INSTRUCTIONS TO FOLLOW: Copy word for word the stretch from the start of the entries through the line containing "heatmap-cell [426,122,440,139]".

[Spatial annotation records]
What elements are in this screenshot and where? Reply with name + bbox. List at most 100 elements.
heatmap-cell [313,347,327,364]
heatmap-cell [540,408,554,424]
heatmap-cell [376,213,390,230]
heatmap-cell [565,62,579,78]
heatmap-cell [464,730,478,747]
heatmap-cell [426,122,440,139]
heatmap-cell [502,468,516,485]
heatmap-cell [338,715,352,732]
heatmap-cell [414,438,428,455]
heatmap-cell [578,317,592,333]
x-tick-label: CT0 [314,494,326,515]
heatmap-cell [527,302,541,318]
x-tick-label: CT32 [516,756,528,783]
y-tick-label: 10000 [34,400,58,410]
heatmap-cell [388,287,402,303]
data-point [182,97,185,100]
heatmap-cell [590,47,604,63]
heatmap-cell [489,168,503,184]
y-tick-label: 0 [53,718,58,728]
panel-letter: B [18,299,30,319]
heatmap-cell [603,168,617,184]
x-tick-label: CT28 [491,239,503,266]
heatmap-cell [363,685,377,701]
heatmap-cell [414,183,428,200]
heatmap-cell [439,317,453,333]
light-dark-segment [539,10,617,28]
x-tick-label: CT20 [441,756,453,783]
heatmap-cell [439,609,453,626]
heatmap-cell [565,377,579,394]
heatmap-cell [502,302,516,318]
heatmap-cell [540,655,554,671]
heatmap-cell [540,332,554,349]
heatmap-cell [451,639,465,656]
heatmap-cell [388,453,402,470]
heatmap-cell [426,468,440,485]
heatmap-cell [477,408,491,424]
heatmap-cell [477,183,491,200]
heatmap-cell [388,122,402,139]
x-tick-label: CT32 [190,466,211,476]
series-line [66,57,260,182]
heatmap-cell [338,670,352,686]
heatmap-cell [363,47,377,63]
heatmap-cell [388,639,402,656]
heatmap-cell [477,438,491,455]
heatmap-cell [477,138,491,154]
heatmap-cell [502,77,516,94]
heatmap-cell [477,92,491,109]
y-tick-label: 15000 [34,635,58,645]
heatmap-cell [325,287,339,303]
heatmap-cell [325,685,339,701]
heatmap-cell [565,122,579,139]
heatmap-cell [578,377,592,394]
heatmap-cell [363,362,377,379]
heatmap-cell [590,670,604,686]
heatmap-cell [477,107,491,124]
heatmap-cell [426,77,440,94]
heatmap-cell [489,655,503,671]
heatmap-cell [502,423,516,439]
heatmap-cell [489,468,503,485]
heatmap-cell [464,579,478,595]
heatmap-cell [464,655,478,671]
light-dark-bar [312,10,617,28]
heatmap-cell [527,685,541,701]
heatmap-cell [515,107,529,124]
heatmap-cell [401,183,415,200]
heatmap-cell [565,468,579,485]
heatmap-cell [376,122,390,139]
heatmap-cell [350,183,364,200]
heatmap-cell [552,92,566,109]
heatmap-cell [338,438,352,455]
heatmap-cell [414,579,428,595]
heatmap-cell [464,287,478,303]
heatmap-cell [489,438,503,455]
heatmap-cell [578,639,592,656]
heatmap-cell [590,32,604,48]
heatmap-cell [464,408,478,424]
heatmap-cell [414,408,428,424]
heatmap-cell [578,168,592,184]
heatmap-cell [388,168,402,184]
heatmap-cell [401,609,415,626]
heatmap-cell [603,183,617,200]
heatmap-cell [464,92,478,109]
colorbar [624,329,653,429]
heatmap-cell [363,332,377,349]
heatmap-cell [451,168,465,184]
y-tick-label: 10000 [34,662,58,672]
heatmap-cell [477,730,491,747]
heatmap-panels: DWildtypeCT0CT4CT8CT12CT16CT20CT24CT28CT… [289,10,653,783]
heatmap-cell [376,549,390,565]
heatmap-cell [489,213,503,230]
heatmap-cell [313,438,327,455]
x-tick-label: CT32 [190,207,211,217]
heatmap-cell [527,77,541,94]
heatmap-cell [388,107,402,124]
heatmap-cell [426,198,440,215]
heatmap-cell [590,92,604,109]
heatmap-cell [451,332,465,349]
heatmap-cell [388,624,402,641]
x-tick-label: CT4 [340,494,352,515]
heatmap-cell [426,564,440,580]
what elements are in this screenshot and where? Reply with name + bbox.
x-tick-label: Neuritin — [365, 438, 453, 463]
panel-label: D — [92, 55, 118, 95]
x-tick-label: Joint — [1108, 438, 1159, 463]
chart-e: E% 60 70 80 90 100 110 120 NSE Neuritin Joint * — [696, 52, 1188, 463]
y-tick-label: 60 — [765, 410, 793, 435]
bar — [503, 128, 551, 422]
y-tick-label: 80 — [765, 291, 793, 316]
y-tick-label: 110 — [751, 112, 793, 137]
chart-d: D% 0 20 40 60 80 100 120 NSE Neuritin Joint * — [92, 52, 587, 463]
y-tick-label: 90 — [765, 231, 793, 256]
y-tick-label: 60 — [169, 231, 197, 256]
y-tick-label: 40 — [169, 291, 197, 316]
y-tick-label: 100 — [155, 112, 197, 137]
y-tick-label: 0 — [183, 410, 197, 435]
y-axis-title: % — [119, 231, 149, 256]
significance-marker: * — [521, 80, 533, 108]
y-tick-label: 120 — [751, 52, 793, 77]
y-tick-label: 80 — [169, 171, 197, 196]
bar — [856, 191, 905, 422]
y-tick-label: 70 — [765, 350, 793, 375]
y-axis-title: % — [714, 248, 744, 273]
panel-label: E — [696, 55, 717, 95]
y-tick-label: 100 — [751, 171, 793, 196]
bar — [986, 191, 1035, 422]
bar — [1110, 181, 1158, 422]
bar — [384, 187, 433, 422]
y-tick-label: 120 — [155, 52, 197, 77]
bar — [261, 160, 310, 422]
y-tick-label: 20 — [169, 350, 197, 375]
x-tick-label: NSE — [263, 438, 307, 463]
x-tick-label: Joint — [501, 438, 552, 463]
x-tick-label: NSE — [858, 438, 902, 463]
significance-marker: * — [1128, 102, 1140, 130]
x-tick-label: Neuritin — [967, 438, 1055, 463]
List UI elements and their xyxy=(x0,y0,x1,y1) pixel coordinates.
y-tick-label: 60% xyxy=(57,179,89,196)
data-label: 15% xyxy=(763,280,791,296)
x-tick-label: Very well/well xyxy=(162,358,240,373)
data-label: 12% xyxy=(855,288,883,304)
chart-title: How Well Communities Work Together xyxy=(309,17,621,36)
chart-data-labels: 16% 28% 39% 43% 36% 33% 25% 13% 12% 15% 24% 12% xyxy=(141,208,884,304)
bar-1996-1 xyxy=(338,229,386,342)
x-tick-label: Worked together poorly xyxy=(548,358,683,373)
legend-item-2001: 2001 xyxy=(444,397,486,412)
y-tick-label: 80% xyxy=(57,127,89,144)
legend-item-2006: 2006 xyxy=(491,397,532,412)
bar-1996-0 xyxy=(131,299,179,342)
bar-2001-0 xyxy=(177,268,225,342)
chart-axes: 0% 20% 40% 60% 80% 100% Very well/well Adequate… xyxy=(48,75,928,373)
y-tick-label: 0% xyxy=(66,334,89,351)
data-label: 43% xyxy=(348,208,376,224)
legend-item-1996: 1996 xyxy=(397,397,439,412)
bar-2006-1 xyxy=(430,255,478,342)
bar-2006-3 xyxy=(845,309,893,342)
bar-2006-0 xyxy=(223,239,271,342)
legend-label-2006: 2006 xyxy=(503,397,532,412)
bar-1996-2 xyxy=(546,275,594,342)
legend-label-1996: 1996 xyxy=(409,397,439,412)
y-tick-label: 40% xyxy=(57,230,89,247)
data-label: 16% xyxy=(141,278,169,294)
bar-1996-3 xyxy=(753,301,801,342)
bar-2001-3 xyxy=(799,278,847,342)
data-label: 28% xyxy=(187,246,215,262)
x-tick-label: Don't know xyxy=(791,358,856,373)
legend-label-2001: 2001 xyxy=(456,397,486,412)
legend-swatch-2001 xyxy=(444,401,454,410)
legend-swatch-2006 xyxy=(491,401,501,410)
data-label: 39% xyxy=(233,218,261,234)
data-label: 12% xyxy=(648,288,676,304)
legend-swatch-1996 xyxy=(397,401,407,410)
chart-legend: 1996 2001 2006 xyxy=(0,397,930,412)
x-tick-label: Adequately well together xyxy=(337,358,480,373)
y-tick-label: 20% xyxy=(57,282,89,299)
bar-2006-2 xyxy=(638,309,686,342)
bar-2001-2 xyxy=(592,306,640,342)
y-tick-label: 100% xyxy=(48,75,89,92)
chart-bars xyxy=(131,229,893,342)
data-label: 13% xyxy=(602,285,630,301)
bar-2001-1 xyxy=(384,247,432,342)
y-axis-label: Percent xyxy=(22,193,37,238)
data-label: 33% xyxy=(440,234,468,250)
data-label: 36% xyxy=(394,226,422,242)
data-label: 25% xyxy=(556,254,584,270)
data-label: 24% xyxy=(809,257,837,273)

REPLY:
What elements are in this screenshot and where? Reply with name + bbox. List at most 100 elements.
heatmap-cell [313,347,327,364]
heatmap-cell [540,408,554,424]
heatmap-cell [376,213,390,230]
heatmap-cell [565,62,579,78]
heatmap-cell [464,730,478,747]
heatmap-cell [426,122,440,139]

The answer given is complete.